# Task to carry out:
Go through the entries below and write each one out exactly.

# Excerpted records:
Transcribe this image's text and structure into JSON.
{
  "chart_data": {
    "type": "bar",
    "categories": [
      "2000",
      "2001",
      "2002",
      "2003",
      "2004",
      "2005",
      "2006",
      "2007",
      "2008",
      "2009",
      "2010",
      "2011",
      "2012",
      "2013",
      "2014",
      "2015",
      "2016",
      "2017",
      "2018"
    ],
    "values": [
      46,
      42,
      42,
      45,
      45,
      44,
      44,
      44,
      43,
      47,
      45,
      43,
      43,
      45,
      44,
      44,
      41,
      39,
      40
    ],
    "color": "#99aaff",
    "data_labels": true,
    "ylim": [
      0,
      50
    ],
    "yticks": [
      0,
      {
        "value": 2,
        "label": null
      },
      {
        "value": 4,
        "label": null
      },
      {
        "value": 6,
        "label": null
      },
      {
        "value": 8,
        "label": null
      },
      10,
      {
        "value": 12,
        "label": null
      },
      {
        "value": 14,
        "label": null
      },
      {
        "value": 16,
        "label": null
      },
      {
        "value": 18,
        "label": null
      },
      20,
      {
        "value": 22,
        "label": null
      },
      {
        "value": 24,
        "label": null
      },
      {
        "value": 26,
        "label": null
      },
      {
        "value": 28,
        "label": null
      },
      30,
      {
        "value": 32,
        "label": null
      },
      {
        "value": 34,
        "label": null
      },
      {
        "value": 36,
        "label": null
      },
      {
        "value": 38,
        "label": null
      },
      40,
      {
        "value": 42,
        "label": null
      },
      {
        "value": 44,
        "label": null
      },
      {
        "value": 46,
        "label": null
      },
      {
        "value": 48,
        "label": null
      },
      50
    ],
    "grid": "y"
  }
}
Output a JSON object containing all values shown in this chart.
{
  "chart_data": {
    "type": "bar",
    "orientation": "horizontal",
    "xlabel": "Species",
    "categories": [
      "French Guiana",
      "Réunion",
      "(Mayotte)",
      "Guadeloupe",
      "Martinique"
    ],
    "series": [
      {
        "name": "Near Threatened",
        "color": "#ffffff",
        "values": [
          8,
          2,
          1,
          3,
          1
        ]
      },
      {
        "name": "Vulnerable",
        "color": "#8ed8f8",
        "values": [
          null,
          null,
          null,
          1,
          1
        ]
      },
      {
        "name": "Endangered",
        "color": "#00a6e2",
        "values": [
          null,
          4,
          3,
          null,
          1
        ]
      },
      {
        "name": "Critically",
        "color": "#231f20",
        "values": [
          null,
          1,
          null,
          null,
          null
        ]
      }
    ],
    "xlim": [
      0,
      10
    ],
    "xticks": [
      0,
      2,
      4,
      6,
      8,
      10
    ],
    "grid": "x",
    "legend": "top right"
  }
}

# Result for this task:
Transcribe this image's text and structure into JSON.
{
  "chart_data": {
    "type": "bar",
    "categories": [
      "2000",
      "2001",
      "2002",
      "2003",
      "2004",
      "2005",
      "2006",
      "2007",
      "2008",
      "2009",
      "2010",
      "2011",
      "2012",
      "2013",
      "2014",
      "2015",
      "2016",
      "2017",
      "2018"
    ],
    "values": [
      46,
      42,
      42,
      45,
      45,
      44,
      44,
      44,
      43,
      47,
      45,
      43,
      43,
      45,
      44,
      44,
      41,
      39,
      40
    ],
    "color": "#99aaff",
    "data_labels": true,
    "ylim": [
      0,
      50
    ],
    "yticks": [
      0,
      {
        "value": 2,
        "label": null
      },
      {
        "value": 4,
        "label": null
      },
      {
        "value": 6,
        "label": null
      },
      {
        "value": 8,
        "label": null
      },
      10,
      {
        "value": 12,
        "label": null
      },
      {
        "value": 14,
        "label": null
      },
      {
        "value": 16,
        "label": null
      },
      {
        "value": 18,
        "label": null
      },
      20,
      {
        "value": 22,
        "label": null
      },
      {
        "value": 24,
        "label": null
      },
      {
        "value": 26,
        "label": null
      },
      {
        "value": 28,
        "label": null
      },
      30,
      {
        "value": 32,
        "label": null
      },
      {
        "value": 34,
        "label": null
      },
      {
        "value": 36,
        "label": null
      },
      {
        "value": 38,
        "label": null
      },
      40,
      {
        "value": 42,
        "label": null
      },
      {
        "value": 44,
        "label": null
      },
      {
        "value": 46,
        "label": null
      },
      {
        "value": 48,
        "label": null
      },
      50
    ],
    "grid": "y"
  }
}
Output a JSON object containing all values shown in this chart.
{
  "chart_data": {
    "type": "bar",
    "orientation": "horizontal",
    "xlabel": "Species",
    "categories": [
      "French Guiana",
      "Réunion",
      "(Mayotte)",
      "Guadeloupe",
      "Martinique"
    ],
    "series": [
      {
        "name": "Near Threatened",
        "color": "#ffffff",
        "values": [
          8,
          2,
          1,
          3,
          1
        ]
      },
      {
        "name": "Vulnerable",
        "color": "#8ed8f8",
        "values": [
          null,
          null,
          null,
          1,
          1
        ]
      },
      {
        "name": "Endangered",
        "color": "#00a6e2",
        "values": [
          null,
          4,
          3,
          null,
          1
        ]
      },
      {
        "name": "Critically",
        "color": "#231f20",
        "values": [
          null,
          1,
          null,
          null,
          null
        ]
      }
    ],
    "xlim": [
      0,
      10
    ],
    "xticks": [
      0,
      2,
      4,
      6,
      8,
      10
    ],
    "grid": "x",
    "legend": "top right"
  }
}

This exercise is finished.